* _Set problem_: Provide a single number: the count of lines containing the string "Factor".

+ + + + + + +

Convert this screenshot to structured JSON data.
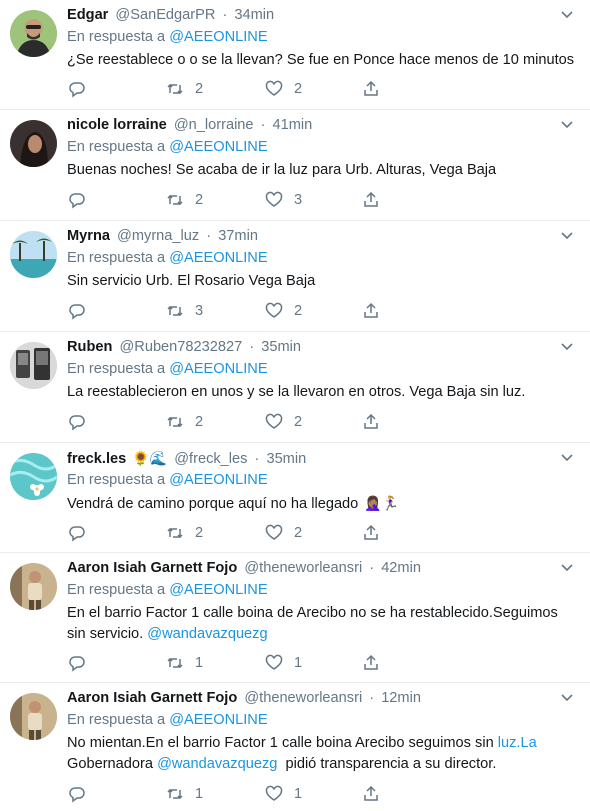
{
  "reply_prefix": "En respuesta a",
  "reply_target": "@AEEONLINE",
  "tweets": [
    {
      "name": "Edgar",
      "handle": "@SanEdgarPR",
      "time": "34min",
      "text_parts": [
        "¿Se reestablece o o se la llevan? Se fue en Ponce hace menos de 10 minutos"
      ],
      "retweets": "2",
      "likes": "2",
      "avatar": "man-with-glasses"
    },
    {
      "name": "nicole lorraine",
      "handle": "@n_lorraine",
      "time": "41min",
      "text_parts": [
        "Buenas noches! Se acaba de ir la luz para Urb. Alturas, Vega Baja"
      ],
      "retweets": "2",
      "likes": "3",
      "avatar": "woman-portrait"
    },
    {
      "name": "Myrna",
      "handle": "@myrna_luz",
      "time": "37min",
      "text_parts": [
        "Sin servicio Urb. El Rosario Vega Baja"
      ],
      "retweets": "3",
      "likes": "2",
      "avatar": "palm-beach"
    },
    {
      "name": "Ruben",
      "handle": "@Ruben78232827",
      "time": "35min",
      "text_parts": [
        "La reestablecieron en unos y se la llevaron en otros. Vega Baja sin luz."
      ],
      "retweets": "2",
      "likes": "2",
      "avatar": "phones"
    },
    {
      "name": "freck.les",
      "name_emoji": "🌻🌊",
      "handle": "@freck_les",
      "time": "35min",
      "text_parts": [
        "Vendrá de camino porque aquí no ha llegado",
        "🤦🏽‍♀️🏃🏼‍♀️"
      ],
      "retweets": "2",
      "likes": "2",
      "avatar": "water-flower"
    },
    {
      "name": "Aaron Isiah Garnett Fojo",
      "handle": "@theneworleansri",
      "time": "42min",
      "text_parts": [
        "En el barrio Factor 1 calle boina de Arecibo no se ha restablecido.Seguimos sin servicio. ",
        "@wandavazquezg"
      ],
      "retweets": "1",
      "likes": "1",
      "avatar": "man-standing"
    },
    {
      "name": "Aaron Isiah Garnett Fojo",
      "handle": "@theneworleansri",
      "time": "12min",
      "text_parts": [
        "No mientan.En el barrio Factor 1 calle boina Arecibo seguimos sin ",
        "luz.La",
        " Gobernadora ",
        "@wandavazquezg",
        "  pidió transparencia a su director."
      ],
      "retweets": "1",
      "likes": "1",
      "avatar": "man-standing"
    }
  ],
  "colors": {
    "text": "#14171a",
    "secondary": "#657786",
    "link": "#1b95e0",
    "divider": "#e6ecf0"
  }
}
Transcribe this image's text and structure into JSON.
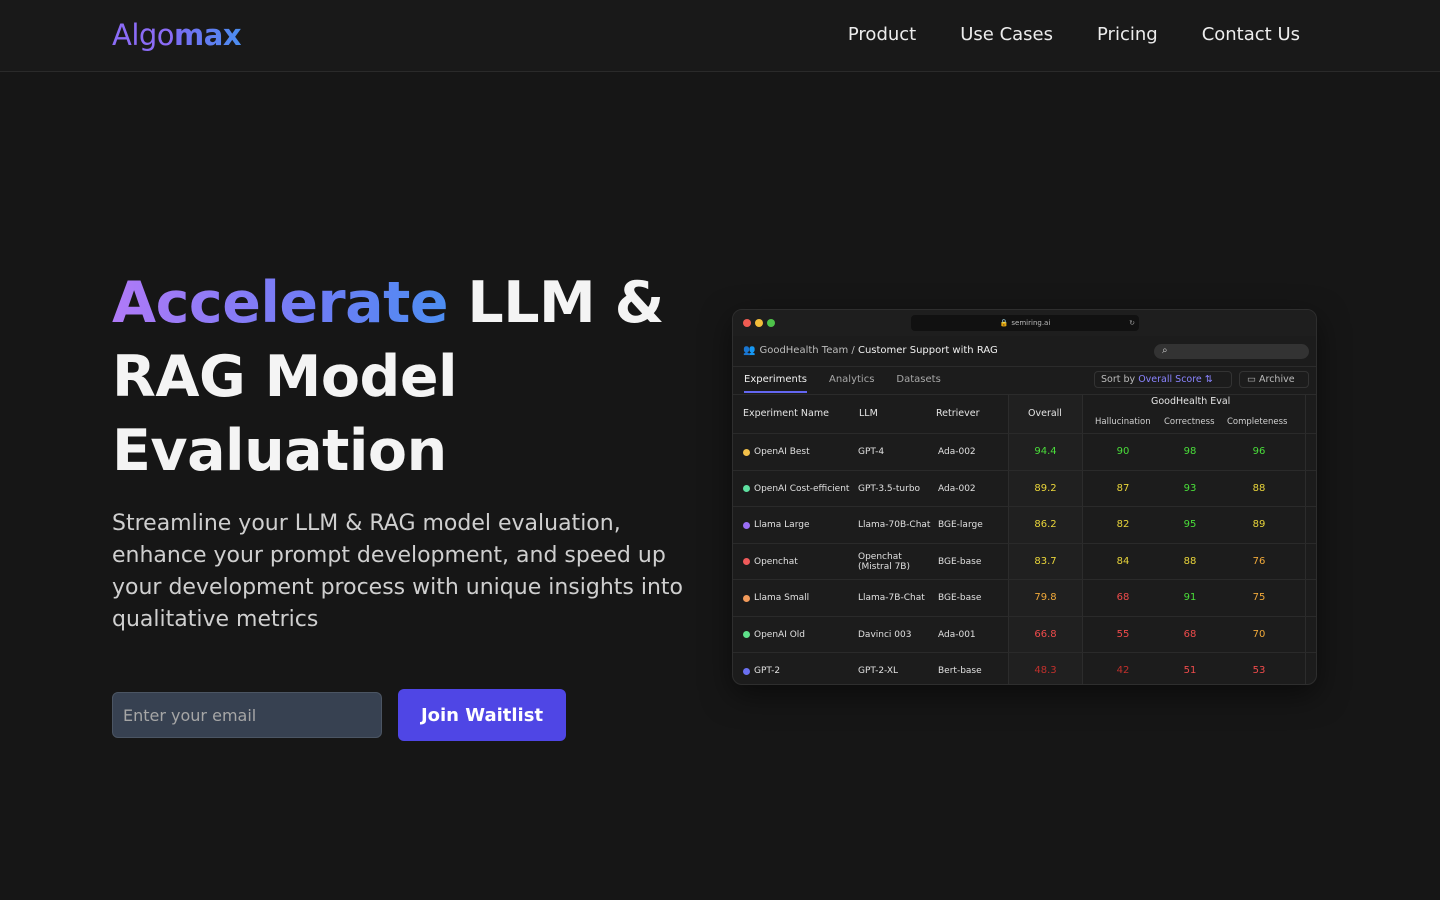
{
  "nav": {
    "logo_part1": "Algo",
    "logo_part2": "max",
    "links": [
      "Product",
      "Use Cases",
      "Pricing",
      "Contact Us"
    ]
  },
  "hero": {
    "title_highlight": "Accelerate",
    "title_line1_rest": " LLM &",
    "title_line2": "RAG Model",
    "title_line3": "Evaluation",
    "subtitle": "Streamline your LLM & RAG model evaluation, enhance your prompt development, and speed up your development process with unique insights into qualitative metrics",
    "email_placeholder": "Enter your email",
    "cta_label": "Join Waitlist"
  },
  "app": {
    "url": "semiring.ai",
    "breadcrumb_team": "GoodHealth Team /",
    "breadcrumb_page": "Customer Support with RAG",
    "tabs": [
      "Experiments",
      "Analytics",
      "Datasets"
    ],
    "sort_prefix": "Sort by",
    "sort_value": "Overall Score",
    "archive_label": "Archive",
    "headers": {
      "name": "Experiment Name",
      "llm": "LLM",
      "retriever": "Retriever",
      "overall": "Overall",
      "group": "GoodHealth Eval",
      "hallucination": "Hallucination",
      "correctness": "Correctness",
      "completeness": "Completeness"
    },
    "colors": {
      "green": "#4ade3a",
      "yellow": "#e8d43a",
      "orange": "#f0a93a",
      "red": "#ef4b4b",
      "darkred": "#c0302c",
      "accent": "#6366f1"
    },
    "rows": [
      {
        "name": "OpenAI Best",
        "dot": "#f2c04a",
        "llm": "GPT-4",
        "retriever": "Ada-002",
        "overall": "94.4",
        "hallucination": "90",
        "correctness": "98",
        "completeness": "96",
        "c": [
          "green",
          "green",
          "green",
          "green"
        ]
      },
      {
        "name": "OpenAI Cost-efficient",
        "dot": "#5ee0a0",
        "llm": "GPT-3.5-turbo",
        "retriever": "Ada-002",
        "overall": "89.2",
        "hallucination": "87",
        "correctness": "93",
        "completeness": "88",
        "c": [
          "yellow",
          "yellow",
          "green",
          "yellow"
        ]
      },
      {
        "name": "Llama Large",
        "dot": "#9a6ef5",
        "llm": "Llama-70B-Chat",
        "retriever": "BGE-large",
        "overall": "86.2",
        "hallucination": "82",
        "correctness": "95",
        "completeness": "89",
        "c": [
          "yellow",
          "yellow",
          "green",
          "yellow"
        ]
      },
      {
        "name": "Openchat",
        "dot": "#ef5a5a",
        "llm": "Openchat (Mistral 7B)",
        "retriever": "BGE-base",
        "overall": "83.7",
        "hallucination": "84",
        "correctness": "88",
        "completeness": "76",
        "c": [
          "yellow",
          "yellow",
          "yellow",
          "orange"
        ]
      },
      {
        "name": "Llama Small",
        "dot": "#f29a5a",
        "llm": "Llama-7B-Chat",
        "retriever": "BGE-base",
        "overall": "79.8",
        "hallucination": "68",
        "correctness": "91",
        "completeness": "75",
        "c": [
          "orange",
          "red",
          "green",
          "orange"
        ]
      },
      {
        "name": "OpenAI Old",
        "dot": "#5ee08a",
        "llm": "Davinci 003",
        "retriever": "Ada-001",
        "overall": "66.8",
        "hallucination": "55",
        "correctness": "68",
        "completeness": "70",
        "c": [
          "red",
          "red",
          "red",
          "orange"
        ]
      },
      {
        "name": "GPT-2",
        "dot": "#6a70f0",
        "llm": "GPT-2-XL",
        "retriever": "Bert-base",
        "overall": "48.3",
        "hallucination": "42",
        "correctness": "51",
        "completeness": "53",
        "c": [
          "darkred",
          "darkred",
          "red",
          "red"
        ]
      }
    ]
  }
}
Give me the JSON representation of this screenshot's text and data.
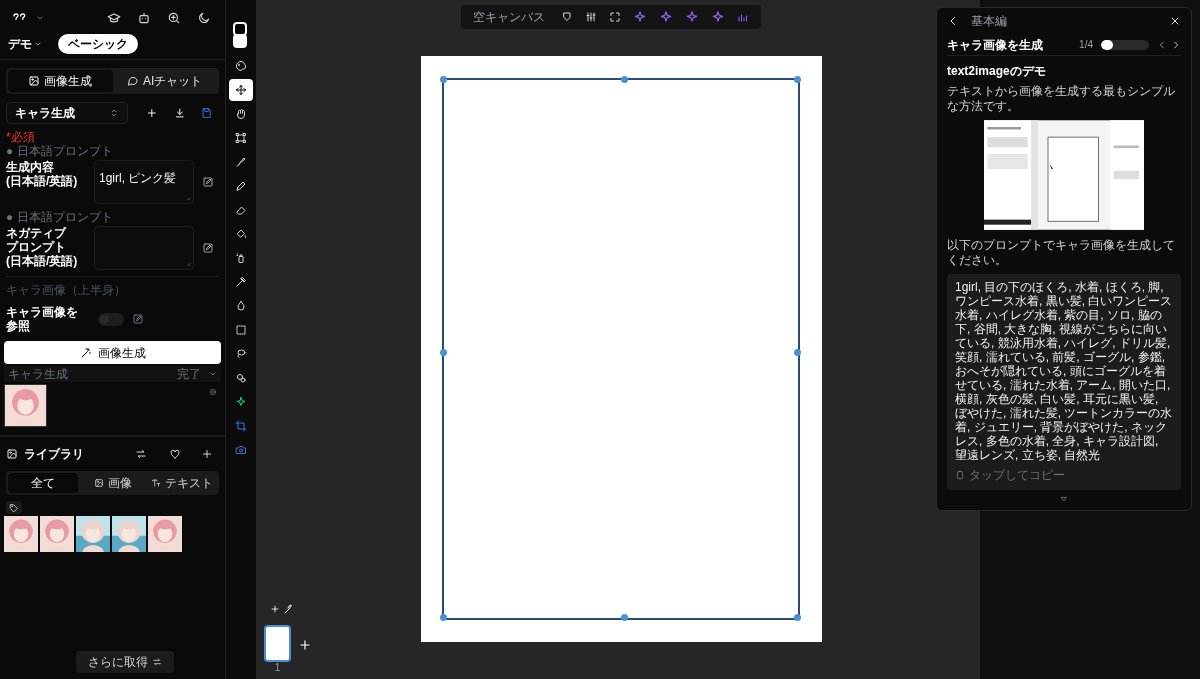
{
  "header": {
    "project": "デモ",
    "plan": "ベーシック"
  },
  "mode_tabs": [
    {
      "label": "画像生成",
      "selected": true
    },
    {
      "label": "AIチャット",
      "selected": false
    }
  ],
  "preset": {
    "value": "キャラ生成"
  },
  "prompts": [
    {
      "required": "*必須",
      "hint": "● 日本語プロンプト",
      "label_lines": [
        "生成内容",
        "(日本語/英語)"
      ],
      "value": "1girl, ピンク髪"
    },
    {
      "hint": "● 日本語プロンプト",
      "label_lines": [
        "ネガティブ",
        "プロンプト",
        "(日本語/英語)"
      ]
    }
  ],
  "char_section": "キャラ画像（上半身）",
  "reference": {
    "label_lines": [
      "キャラ画像を",
      "参照"
    ],
    "on": false
  },
  "generate_button": "画像生成",
  "job": {
    "name": "キャラ生成",
    "status": "完了"
  },
  "library": {
    "title": "ライブラリ",
    "tabs": [
      {
        "label": "全て",
        "selected": true
      },
      {
        "label": "画像",
        "selected": false
      },
      {
        "label": "テキスト",
        "selected": false
      }
    ],
    "more_button": "さらに取得"
  },
  "tools": [
    {
      "kind": "palette",
      "selected": false
    },
    {
      "kind": "move",
      "selected": true
    },
    {
      "kind": "hand",
      "selected": false
    },
    {
      "kind": "transform",
      "selected": false
    },
    {
      "kind": "brush",
      "selected": false
    },
    {
      "kind": "pencil",
      "selected": false
    },
    {
      "kind": "eraser",
      "selected": false
    },
    {
      "kind": "fill",
      "selected": false
    },
    {
      "kind": "spray",
      "selected": false
    },
    {
      "kind": "dropper",
      "selected": false
    },
    {
      "kind": "drop",
      "selected": false
    },
    {
      "kind": "select",
      "selected": false
    },
    {
      "kind": "lasso",
      "selected": false
    },
    {
      "kind": "magic",
      "selected": false
    },
    {
      "kind": "sparkle",
      "selected": false
    },
    {
      "kind": "crop",
      "selected": false
    },
    {
      "kind": "camera",
      "selected": false
    }
  ],
  "canvas_toolbar": {
    "label": "空キャンバス"
  },
  "tutorial": {
    "section": "基本編",
    "title": "キャラ画像を生成",
    "step": "1/4",
    "level": 0.25,
    "heading": "text2imageのデモ",
    "intro": "テキストから画像を生成する最もシンプルな方法です。",
    "instruction": "以下のプロンプトでキャラ画像を生成してください。",
    "prompt": "1girl, 目の下のほくろ, 水着, ほくろ, 脚, ワンピース水着, 黒い髪, 白いワンピース水着, ハイレグ水着, 紫の目, ソロ, 脇の下, 谷間, 大きな胸, 視線がこちらに向いている, 競泳用水着, ハイレグ, ドリル髪, 笑顔, 濡れている, 前髪, ゴーグル, 参鑑, おへそが隠れている, 頭にゴーグルを着せている, 濡れた水着, アーム, 開いた口, 横顔, 灰色の髪, 白い髪, 耳元に黒い髪, ぼやけた, 濡れた髪, ツートンカラーの水着, ジュエリー, 背景がぼやけた, ネックレス, 多色の水着, 全身, キャラ設計図, 望遠レンズ, 立ち姿, 自然光",
    "copy_hint": "タップしてコピー"
  },
  "pages": [
    {
      "number": "1",
      "selected": true
    }
  ]
}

+ + + + + + +

* _Finished exercise_: 2